— Task objective —
Give the number of lines in this listing that contain "style", with no other words.

(Dataset items)
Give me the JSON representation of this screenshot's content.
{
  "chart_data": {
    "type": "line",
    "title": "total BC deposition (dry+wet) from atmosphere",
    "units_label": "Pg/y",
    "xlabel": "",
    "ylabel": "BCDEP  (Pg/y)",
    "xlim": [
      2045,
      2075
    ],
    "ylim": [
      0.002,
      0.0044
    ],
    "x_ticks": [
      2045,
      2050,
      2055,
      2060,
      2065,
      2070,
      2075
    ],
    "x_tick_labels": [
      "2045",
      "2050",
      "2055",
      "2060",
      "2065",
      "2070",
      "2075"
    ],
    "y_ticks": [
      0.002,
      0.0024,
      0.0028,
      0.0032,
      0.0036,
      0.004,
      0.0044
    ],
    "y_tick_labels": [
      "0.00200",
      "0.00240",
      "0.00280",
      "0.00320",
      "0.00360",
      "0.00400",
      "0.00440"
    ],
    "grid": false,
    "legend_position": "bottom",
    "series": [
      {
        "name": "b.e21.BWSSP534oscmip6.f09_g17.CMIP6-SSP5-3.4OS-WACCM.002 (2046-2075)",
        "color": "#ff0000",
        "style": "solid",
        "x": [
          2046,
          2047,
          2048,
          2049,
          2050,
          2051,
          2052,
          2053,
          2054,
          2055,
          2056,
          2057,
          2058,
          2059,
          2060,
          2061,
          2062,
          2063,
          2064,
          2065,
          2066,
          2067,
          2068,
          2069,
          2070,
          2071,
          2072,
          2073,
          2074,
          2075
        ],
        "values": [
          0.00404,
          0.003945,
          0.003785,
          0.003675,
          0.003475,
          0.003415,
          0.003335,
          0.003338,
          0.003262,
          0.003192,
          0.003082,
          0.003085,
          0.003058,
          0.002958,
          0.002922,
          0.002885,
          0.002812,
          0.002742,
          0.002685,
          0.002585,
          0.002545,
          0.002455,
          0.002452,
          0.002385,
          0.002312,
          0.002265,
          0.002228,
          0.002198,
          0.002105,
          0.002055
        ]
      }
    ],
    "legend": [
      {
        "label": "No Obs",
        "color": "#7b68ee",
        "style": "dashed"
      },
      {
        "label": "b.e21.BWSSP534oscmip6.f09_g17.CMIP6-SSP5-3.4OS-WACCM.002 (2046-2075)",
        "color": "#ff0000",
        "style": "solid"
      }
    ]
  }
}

— Result of the task —
3